What number of lines hold the word "xlabel"? State that number and nothing besides.

Data lines

◆ ◆ ◆ ◆

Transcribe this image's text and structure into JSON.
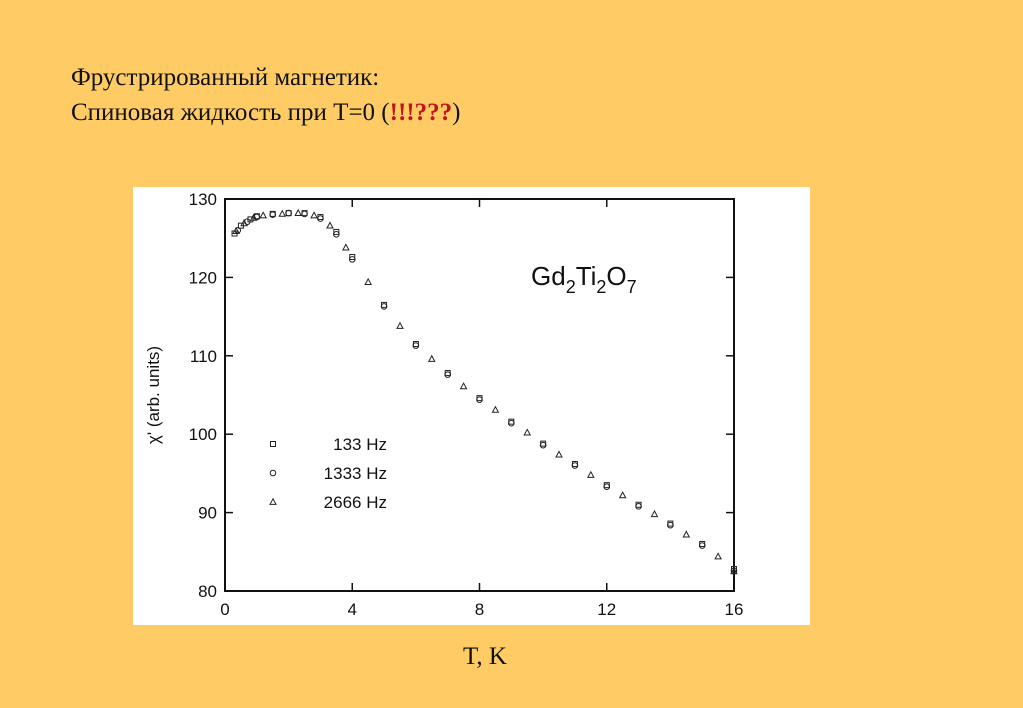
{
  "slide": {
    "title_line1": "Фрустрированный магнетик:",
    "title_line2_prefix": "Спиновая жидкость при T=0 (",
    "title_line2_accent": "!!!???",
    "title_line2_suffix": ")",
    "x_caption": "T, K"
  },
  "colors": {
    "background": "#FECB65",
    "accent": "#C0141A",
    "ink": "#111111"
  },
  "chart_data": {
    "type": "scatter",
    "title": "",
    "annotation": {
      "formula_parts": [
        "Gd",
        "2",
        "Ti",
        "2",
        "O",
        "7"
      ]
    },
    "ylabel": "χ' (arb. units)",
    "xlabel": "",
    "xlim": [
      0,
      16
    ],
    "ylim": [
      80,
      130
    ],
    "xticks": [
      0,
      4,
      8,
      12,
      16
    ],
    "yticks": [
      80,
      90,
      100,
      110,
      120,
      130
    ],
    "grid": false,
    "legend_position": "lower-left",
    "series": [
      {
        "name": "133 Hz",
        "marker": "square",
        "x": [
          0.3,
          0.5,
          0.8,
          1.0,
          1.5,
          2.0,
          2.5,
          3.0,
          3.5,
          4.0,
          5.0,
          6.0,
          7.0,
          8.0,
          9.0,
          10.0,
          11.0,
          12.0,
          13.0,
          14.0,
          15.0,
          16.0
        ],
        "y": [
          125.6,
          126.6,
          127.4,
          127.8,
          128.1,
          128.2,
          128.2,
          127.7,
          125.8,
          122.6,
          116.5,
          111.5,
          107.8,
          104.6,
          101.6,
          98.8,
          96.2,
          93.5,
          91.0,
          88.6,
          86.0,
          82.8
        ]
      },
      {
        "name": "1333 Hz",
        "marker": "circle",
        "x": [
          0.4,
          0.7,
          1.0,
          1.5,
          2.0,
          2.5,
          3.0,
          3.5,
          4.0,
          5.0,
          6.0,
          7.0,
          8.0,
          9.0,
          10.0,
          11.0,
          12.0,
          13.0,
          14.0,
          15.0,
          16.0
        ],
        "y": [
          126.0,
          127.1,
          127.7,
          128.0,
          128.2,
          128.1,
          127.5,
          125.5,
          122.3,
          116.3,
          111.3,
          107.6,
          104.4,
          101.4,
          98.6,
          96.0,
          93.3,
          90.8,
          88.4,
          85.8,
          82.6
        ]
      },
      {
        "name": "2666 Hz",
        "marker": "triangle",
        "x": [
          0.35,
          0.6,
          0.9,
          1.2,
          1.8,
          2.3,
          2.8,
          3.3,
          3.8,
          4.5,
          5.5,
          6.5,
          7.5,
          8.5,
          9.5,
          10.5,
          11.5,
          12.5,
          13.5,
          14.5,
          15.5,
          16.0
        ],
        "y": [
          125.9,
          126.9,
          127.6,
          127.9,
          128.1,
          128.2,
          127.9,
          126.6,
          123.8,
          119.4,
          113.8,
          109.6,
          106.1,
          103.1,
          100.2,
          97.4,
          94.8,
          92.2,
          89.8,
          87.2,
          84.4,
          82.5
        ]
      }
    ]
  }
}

◆ ◆ ◆ ◆

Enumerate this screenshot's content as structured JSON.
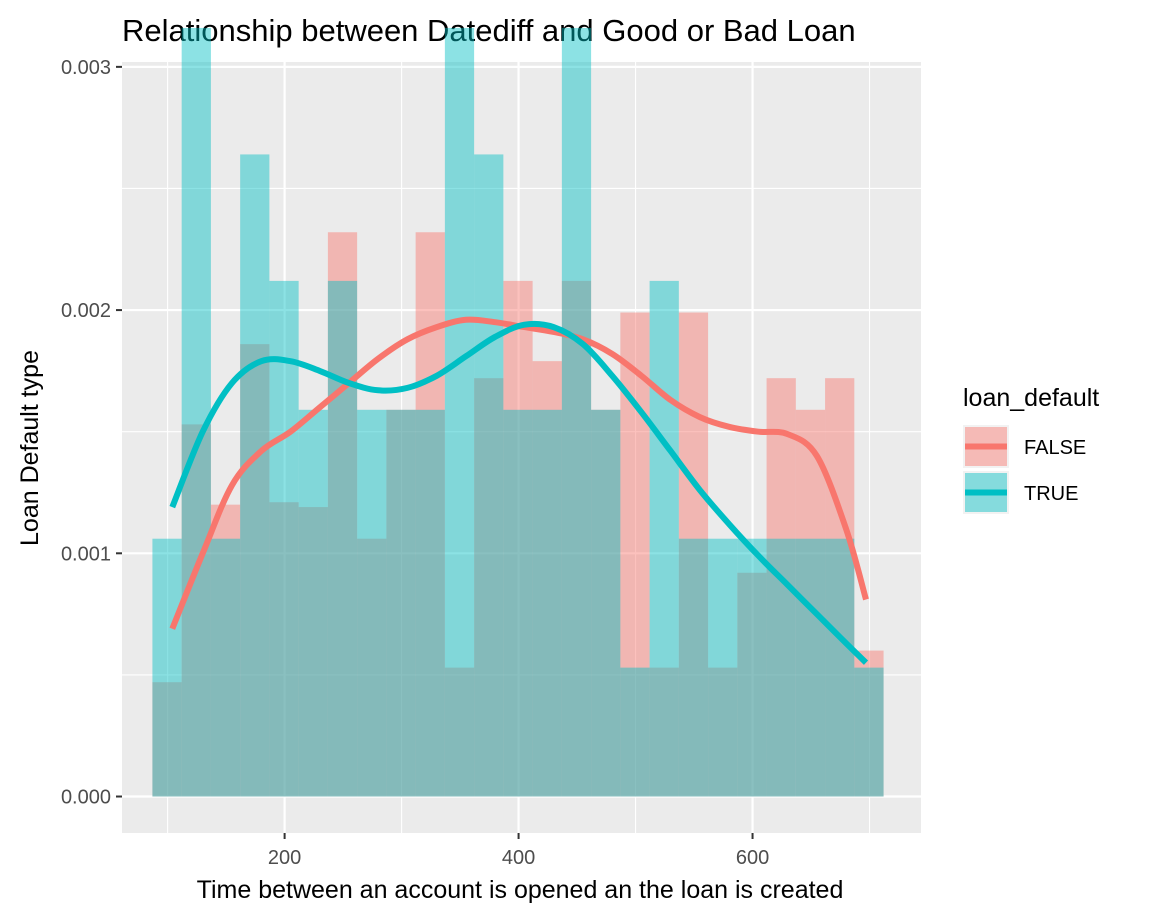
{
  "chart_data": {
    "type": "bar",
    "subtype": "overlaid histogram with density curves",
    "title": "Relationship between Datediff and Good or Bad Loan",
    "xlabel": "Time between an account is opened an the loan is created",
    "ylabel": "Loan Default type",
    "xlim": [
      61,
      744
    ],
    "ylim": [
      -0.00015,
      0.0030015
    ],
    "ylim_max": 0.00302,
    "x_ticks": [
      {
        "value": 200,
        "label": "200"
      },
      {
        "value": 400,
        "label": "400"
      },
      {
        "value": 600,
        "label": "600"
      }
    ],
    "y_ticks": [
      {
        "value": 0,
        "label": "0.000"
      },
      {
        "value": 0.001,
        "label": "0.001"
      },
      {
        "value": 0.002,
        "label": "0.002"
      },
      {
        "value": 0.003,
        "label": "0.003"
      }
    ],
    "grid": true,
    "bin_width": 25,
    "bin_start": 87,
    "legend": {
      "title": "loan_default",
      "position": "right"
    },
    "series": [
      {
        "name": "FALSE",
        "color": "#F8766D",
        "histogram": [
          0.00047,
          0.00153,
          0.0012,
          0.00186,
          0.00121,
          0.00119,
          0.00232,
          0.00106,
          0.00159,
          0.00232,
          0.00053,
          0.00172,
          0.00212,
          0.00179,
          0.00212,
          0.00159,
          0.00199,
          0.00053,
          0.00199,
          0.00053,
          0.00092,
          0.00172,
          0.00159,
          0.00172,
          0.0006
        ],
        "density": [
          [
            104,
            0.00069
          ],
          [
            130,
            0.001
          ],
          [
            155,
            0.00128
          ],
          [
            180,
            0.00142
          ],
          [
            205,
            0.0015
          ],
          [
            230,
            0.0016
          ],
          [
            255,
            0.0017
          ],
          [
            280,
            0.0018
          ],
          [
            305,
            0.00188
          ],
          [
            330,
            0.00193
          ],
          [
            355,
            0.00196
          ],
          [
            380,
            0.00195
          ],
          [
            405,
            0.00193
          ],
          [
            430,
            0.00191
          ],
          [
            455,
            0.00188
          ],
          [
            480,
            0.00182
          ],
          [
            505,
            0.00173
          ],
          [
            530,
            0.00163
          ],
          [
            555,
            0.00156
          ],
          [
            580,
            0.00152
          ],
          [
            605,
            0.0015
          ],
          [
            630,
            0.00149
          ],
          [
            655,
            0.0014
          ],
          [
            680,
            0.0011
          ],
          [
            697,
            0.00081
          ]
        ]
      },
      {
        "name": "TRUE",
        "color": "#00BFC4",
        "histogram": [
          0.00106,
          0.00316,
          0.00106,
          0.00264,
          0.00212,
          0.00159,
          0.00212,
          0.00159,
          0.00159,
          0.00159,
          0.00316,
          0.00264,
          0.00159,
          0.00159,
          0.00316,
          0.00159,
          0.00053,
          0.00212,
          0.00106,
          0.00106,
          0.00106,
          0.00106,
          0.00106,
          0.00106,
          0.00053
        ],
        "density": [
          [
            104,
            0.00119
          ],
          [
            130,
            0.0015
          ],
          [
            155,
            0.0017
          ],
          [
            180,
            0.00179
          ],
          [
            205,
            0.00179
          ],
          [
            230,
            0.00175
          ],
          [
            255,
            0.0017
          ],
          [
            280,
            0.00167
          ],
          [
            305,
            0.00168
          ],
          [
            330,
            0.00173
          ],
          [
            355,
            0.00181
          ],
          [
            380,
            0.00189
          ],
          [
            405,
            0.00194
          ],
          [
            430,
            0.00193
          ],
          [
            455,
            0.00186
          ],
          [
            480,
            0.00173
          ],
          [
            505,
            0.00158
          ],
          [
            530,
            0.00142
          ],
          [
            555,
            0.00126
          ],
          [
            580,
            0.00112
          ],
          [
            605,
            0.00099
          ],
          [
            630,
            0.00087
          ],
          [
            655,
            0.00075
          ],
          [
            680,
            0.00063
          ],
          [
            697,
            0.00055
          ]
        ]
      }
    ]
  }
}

◆ ◆ ◆ ◆

Answer in full
2